| Required work |
Extract each line of the records below that contains the word "反此者病".

Stored entries
-*-*-

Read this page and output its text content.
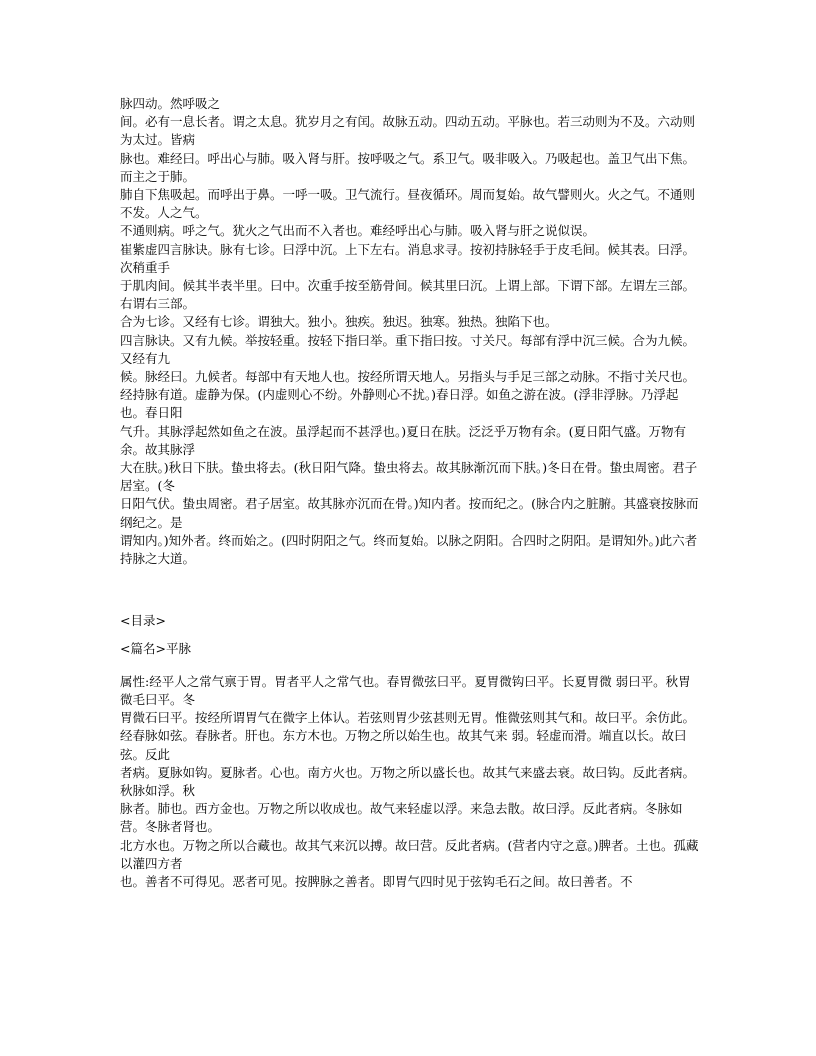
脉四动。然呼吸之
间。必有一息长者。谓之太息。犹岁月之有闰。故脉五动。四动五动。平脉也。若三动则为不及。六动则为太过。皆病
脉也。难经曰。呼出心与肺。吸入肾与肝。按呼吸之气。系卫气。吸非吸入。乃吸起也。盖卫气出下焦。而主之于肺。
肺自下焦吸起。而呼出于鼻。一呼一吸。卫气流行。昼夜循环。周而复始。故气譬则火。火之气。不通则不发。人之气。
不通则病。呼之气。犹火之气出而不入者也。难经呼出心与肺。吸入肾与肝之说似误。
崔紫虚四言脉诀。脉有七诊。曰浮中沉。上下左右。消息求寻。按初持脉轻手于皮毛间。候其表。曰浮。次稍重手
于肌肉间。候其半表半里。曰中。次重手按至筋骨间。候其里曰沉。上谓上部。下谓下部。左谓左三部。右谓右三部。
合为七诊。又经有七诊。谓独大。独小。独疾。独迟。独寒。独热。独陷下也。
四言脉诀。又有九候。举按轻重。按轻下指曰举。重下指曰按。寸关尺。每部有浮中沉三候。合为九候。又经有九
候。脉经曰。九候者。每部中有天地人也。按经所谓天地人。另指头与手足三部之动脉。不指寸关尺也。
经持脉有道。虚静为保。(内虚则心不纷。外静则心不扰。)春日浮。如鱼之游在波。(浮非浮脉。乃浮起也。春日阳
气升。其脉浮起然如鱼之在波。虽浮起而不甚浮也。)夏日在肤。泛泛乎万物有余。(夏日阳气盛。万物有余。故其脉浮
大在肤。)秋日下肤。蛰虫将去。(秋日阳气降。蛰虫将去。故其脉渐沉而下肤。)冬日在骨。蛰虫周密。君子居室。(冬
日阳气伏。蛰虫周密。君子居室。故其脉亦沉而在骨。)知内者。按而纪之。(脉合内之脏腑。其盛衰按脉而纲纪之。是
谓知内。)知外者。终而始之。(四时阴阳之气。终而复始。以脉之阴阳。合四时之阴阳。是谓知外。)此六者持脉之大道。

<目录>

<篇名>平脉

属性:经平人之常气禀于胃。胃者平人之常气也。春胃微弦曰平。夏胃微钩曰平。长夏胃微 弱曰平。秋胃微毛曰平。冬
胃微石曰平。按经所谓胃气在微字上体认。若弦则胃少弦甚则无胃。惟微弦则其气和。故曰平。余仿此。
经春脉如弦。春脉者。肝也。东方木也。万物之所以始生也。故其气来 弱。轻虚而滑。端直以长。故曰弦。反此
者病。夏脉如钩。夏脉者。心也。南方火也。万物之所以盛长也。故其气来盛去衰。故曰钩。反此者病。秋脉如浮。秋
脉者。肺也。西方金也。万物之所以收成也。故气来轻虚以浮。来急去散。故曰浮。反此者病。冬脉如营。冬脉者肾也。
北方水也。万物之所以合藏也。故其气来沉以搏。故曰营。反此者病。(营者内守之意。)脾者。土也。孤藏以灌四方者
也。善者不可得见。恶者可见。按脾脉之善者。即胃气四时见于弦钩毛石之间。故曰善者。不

-*-*-

| Answer in full |
者病。夏脉如钩。夏脉者。心也。南方火也。万物之所以盛长也。故其气来盛去衰。故曰钩。反此者病。秋脉如浮。秋
脉者。肺也。西方金也。万物之所以收成也。故气来轻虚以浮。来急去散。故曰浮。反此者病。冬脉如营。冬脉者肾也。
北方水也。万物之所以合藏也。故其气来沉以搏。故曰营。反此者病。(营者内守之意。)脾者。土也。孤藏以灌四方者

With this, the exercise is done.